[start]

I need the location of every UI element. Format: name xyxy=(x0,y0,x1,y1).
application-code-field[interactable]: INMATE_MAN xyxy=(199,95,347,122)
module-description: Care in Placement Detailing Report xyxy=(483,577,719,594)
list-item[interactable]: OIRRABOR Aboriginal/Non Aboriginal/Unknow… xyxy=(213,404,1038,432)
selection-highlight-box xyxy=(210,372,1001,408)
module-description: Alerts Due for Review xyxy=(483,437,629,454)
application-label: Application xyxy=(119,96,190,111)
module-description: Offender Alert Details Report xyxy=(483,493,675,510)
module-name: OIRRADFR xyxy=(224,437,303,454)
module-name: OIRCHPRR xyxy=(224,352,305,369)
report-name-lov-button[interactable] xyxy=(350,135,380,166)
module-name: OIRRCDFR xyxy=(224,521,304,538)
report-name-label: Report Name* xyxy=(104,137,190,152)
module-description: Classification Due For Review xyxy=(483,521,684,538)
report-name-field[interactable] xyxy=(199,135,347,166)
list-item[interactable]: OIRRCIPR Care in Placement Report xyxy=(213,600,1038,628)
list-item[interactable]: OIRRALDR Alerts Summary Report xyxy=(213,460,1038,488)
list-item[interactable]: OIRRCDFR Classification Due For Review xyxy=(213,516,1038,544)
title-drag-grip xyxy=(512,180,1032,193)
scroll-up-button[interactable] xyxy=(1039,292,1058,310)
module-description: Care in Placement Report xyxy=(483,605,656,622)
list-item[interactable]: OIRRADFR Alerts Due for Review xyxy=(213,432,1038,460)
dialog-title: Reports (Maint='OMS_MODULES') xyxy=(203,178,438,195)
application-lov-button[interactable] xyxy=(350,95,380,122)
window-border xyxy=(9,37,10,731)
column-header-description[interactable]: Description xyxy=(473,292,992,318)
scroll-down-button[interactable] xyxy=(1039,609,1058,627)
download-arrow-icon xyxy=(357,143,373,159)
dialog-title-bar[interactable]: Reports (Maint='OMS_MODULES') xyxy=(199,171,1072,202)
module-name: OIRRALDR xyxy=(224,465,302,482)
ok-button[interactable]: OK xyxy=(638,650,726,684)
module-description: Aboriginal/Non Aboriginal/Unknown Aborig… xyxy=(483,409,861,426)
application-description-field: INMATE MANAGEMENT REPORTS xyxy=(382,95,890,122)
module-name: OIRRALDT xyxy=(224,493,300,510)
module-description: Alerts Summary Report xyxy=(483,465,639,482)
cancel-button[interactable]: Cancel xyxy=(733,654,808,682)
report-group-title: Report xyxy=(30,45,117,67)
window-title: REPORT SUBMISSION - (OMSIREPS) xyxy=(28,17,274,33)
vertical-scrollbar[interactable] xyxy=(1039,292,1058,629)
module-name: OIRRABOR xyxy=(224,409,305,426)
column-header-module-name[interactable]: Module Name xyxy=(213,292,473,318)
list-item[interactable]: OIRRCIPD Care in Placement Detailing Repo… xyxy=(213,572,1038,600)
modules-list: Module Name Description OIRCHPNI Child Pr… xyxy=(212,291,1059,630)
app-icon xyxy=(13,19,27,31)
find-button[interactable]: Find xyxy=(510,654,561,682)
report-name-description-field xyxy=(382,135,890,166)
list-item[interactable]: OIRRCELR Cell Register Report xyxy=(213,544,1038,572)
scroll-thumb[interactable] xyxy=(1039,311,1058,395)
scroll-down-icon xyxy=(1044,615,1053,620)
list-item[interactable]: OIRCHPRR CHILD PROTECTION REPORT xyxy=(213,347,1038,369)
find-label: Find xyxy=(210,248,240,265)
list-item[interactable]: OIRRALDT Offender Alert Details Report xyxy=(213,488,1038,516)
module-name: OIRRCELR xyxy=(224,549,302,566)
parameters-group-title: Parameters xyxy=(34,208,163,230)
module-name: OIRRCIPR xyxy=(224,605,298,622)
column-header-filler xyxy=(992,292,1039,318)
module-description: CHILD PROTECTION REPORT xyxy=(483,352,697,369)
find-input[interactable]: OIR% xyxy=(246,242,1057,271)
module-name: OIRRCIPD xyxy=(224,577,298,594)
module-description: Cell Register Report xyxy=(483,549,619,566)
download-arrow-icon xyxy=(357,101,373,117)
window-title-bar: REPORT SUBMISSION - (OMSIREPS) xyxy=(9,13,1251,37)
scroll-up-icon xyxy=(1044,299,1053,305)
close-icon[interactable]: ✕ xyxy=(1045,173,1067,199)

[end]

Task instructions: Set out all the items above as a numbered list, omitting any blank lines.

Final result:
1. I need the location of every UI element. Format: name xyxy=(x0,y0,x1,y1).
2. application-code-field[interactable]: INMATE_MAN xyxy=(199,95,347,122)
3. module-description: Care in Placement Detailing Report xyxy=(483,577,719,594)
4. list-item[interactable]: OIRRABOR Aboriginal/Non Aboriginal/Unknow… xyxy=(213,404,1038,432)
5. selection-highlight-box xyxy=(210,372,1001,408)
6. module-description: Alerts Due for Review xyxy=(483,437,629,454)
7. application-label: Application xyxy=(119,96,190,111)
8. module-description: Offender Alert Details Report xyxy=(483,493,675,510)
9. module-name: OIRRADFR xyxy=(224,437,303,454)
10. module-name: OIRCHPRR xyxy=(224,352,305,369)
11. report-name-lov-button[interactable] xyxy=(350,135,380,166)
12. module-name: OIRRCDFR xyxy=(224,521,304,538)
13. report-name-label: Report Name* xyxy=(104,137,190,152)
14. module-description: Classification Due For Review xyxy=(483,521,684,538)
15. report-name-field[interactable] xyxy=(199,135,347,166)
16. list-item[interactable]: OIRRCIPR Care in Placement Report xyxy=(213,600,1038,628)
17. list-item[interactable]: OIRRALDR Alerts Summary Report xyxy=(213,460,1038,488)
18. list-item[interactable]: OIRRCDFR Classification Due For Review xyxy=(213,516,1038,544)
19. title-drag-grip xyxy=(512,180,1032,193)
20. scroll-up-button[interactable] xyxy=(1039,292,1058,310)
21. module-description: Care in Placement Report xyxy=(483,605,656,622)
22. list-item[interactable]: OIRRADFR Alerts Due for Review xyxy=(213,432,1038,460)
23. dialog-title: Reports (Maint='OMS_MODULES') xyxy=(203,178,438,195)
24. application-lov-button[interactable] xyxy=(350,95,380,122)
25. window-border xyxy=(9,37,10,731)
26. column-header-description[interactable]: Description xyxy=(473,292,992,318)
27. scroll-down-button[interactable] xyxy=(1039,609,1058,627)
28. download-arrow-icon xyxy=(357,143,373,159)
29. dialog-title-bar[interactable]: Reports (Maint='OMS_MODULES') xyxy=(199,171,1072,202)
30. module-name: OIRRALDR xyxy=(224,465,302,482)
31. ok-button[interactable]: OK xyxy=(638,650,726,684)
32. module-description: Aboriginal/Non Aboriginal/Unknown Aborig… xyxy=(483,409,861,426)
33. application-description-field: INMATE MANAGEMENT REPORTS xyxy=(382,95,890,122)
34. module-name: OIRRALDT xyxy=(224,493,300,510)
35. module-description: Alerts Summary Report xyxy=(483,465,639,482)
36. cancel-button[interactable]: Cancel xyxy=(733,654,808,682)
37. report-group-title: Report xyxy=(30,45,117,67)
38. window-title: REPORT SUBMISSION - (OMSIREPS) xyxy=(28,17,274,33)
39. vertical-scrollbar[interactable] xyxy=(1039,292,1058,629)
40. module-name: OIRRABOR xyxy=(224,409,305,426)
41. column-header-module-name[interactable]: Module Name xyxy=(213,292,473,318)
42. list-item[interactable]: OIRRCIPD Care in Placement Detailing Repo… xyxy=(213,572,1038,600)
43. modules-list: Module Name Description OIRCHPNI Child Pr… xyxy=(212,291,1059,630)
44. app-icon xyxy=(13,19,27,31)
45. find-button[interactable]: Find xyxy=(510,654,561,682)
46. report-name-description-field xyxy=(382,135,890,166)
47. list-item[interactable]: OIRRCELR Cell Register Report xyxy=(213,544,1038,572)
48. scroll-thumb[interactable] xyxy=(1039,311,1058,395)
49. scroll-down-icon xyxy=(1044,615,1053,620)
50. list-item[interactable]: OIRCHPRR CHILD PROTECTION REPORT xyxy=(213,347,1038,369)
51. find-label: Find xyxy=(210,248,240,265)
52. list-item[interactable]: OIRRALDT Offender Alert Details Report xyxy=(213,488,1038,516)
53. module-name: OIRRCELR xyxy=(224,549,302,566)
54. parameters-group-title: Parameters xyxy=(34,208,163,230)
55. module-name: OIRRCIPR xyxy=(224,605,298,622)
56. column-header-filler xyxy=(992,292,1039,318)
57. module-description: CHILD PROTECTION REPORT xyxy=(483,352,697,369)
58. find-input[interactable]: OIR% xyxy=(246,242,1057,271)
59. module-name: OIRRCIPD xyxy=(224,577,298,594)
60. module-description: Cell Register Report xyxy=(483,549,619,566)
61. download-arrow-icon xyxy=(357,101,373,117)
62. window-title-bar: REPORT SUBMISSION - (OMSIREPS) xyxy=(9,13,1251,37)
63. scroll-up-icon xyxy=(1044,299,1053,305)
64. close-icon[interactable]: ✕ xyxy=(1045,173,1067,199)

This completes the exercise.